» The request:
Make an exact copy of all the entries below, with the pictures left out.

** START **

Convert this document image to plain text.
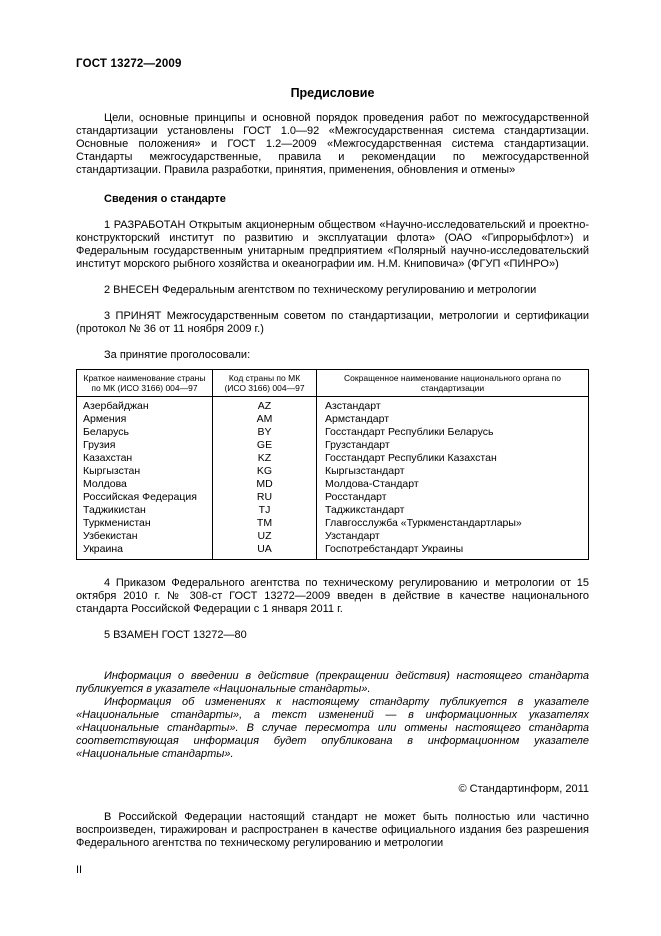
ГОСТ 13272—2009
Предисловие

Цели, основные принципы и основной порядок проведения работ по межгосударственной стандартизации установлены ГОСТ 1.0—92 «Межгосударственная система стандартизации. Основные положения» и ГОСТ 1.2—2009 «Межгосударственная система стандартизации. Стандарты межгосударственные, правила и рекомендации по межгосударственной стандартизации. Правила разработки, принятия, применения, обновления и отмены»

Сведения о стандарте

1 РАЗРАБОТАН Открытым акционерным обществом «Научно-исследовательский и проектно-конструкторский институт по развитию и эксплуатации флота» (ОАО «Гипрорыбфлот») и Федеральным государственным унитарным предприятием «Полярный научно-исследовательский институт морского рыбного хозяйства и океанографии им. Н.М. Книповича» (ФГУП «ПИНРО»)

2 ВНЕСЕН Федеральным агентством по техническому регулированию и метрологии

3 ПРИНЯТ Межгосударственным советом по стандартизации, метрологии и сертификации (протокол № 36 от 11 ноября 2009 г.)

За принятие проголосовали:

Краткое наименование страны по МК (ИСО 3166) 004—97	Код страны по МК (ИСО 3166) 004—97	Сокращенное наименование национального органа по стандартизации
Азербайджан	AZ	Азстандарт
Армения	AM	Армстандарт
Беларусь	BY	Госстандарт Республики Беларусь
Грузия	GE	Грузстандарт
Казахстан	KZ	Госстандарт Республики Казахстан
Кыргызстан	KG	Кыргызстандарт
Молдова	MD	Молдова-Стандарт
Российская Федерация	RU	Росстандарт
Таджикистан	TJ	Таджикстандарт
Туркменистан	TM	Главгосслужба «Туркменстандартлары»
Узбекистан	UZ	Узстандарт
Украина	UA	Госпотребстандарт Украины

4 Приказом Федерального агентства по техническому регулированию и метрологии от 15 октября 2010 г. № 308-ст ГОСТ 13272—2009 введен в действие в качестве национального стандарта Российской Федерации с 1 января 2011 г.

5 ВЗАМЕН ГОСТ 13272—80

Информация о введении в действие (прекращении действия) настоящего стандарта публикуется в указателе «Национальные стандарты».

Информация об изменениях к настоящему стандарту публикуется в указателе «Национальные стандарты», а текст изменений — в информационных указателях «Национальные стандарты». В случае пересмотра или отмены настоящего стандарта соответствующая информация будет опубликована в информационном указателе «Национальные стандарты».

© Стандартинформ, 2011

В Российской Федерации настоящий стандарт не может быть полностью или частично воспроизведен, тиражирован и распространен в качестве официального издания без разрешения Федерального агентства по техническому регулированию и метрологии

II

** END **

» Solution to the exercise:
Convert this document image to plain text.
ГОСТ 13272—2009
Предисловие

Цели, основные принципы и основной порядок проведения работ по межгосударственной стандартизации установлены ГОСТ 1.0—92 «Межгосударственная система стандартизации. Основные положения» и ГОСТ 1.2—2009 «Межгосударственная система стандартизации. Стандарты межгосударственные, правила и рекомендации по межгосударственной стандартизации. Правила разработки, принятия, применения, обновления и отмены»

Сведения о стандарте

1 РАЗРАБОТАН Открытым акционерным обществом «Научно-исследовательский и проектно-конструкторский институт по развитию и эксплуатации флота» (ОАО «Гипрорыбфлот») и Федеральным государственным унитарным предприятием «Полярный научно-исследовательский институт морского рыбного хозяйства и океанографии им. Н.М. Книповича» (ФГУП «ПИНРО»)

2 ВНЕСЕН Федеральным агентством по техническому регулированию и метрологии

3 ПРИНЯТ Межгосударственным советом по стандартизации, метрологии и сертификации (протокол № 36 от 11 ноября 2009 г.)

За принятие проголосовали:

Краткое наименование страны по МК (ИСО 3166) 004—97	Код страны по МК (ИСО 3166) 004—97	Сокращенное наименование национального органа по стандартизации
Азербайджан	AZ	Азстандарт
Армения	AM	Армстандарт
Беларусь	BY	Госстандарт Республики Беларусь
Грузия	GE	Грузстандарт
Казахстан	KZ	Госстандарт Республики Казахстан
Кыргызстан	KG	Кыргызстандарт
Молдова	MD	Молдова-Стандарт
Российская Федерация	RU	Росстандарт
Таджикистан	TJ	Таджикстандарт
Туркменистан	TM	Главгосслужба «Туркменстандартлары»
Узбекистан	UZ	Узстандарт
Украина	UA	Госпотребстандарт Украины

4 Приказом Федерального агентства по техническому регулированию и метрологии от 15 октября 2010 г. № 308-ст ГОСТ 13272—2009 введен в действие в качестве национального стандарта Российской Федерации с 1 января 2011 г.

5 ВЗАМЕН ГОСТ 13272—80

Информация о введении в действие (прекращении действия) настоящего стандарта публикуется в указателе «Национальные стандарты».

Информация об изменениях к настоящему стандарту публикуется в указателе «Национальные стандарты», а текст изменений — в информационных указателях «Национальные стандарты». В случае пересмотра или отмены настоящего стандарта соответствующая информация будет опубликована в информационном указателе «Национальные стандарты».

© Стандартинформ, 2011

В Российской Федерации настоящий стандарт не может быть полностью или частично воспроизведен, тиражирован и распространен в качестве официального издания без разрешения Федерального агентства по техническому регулированию и метрологии

II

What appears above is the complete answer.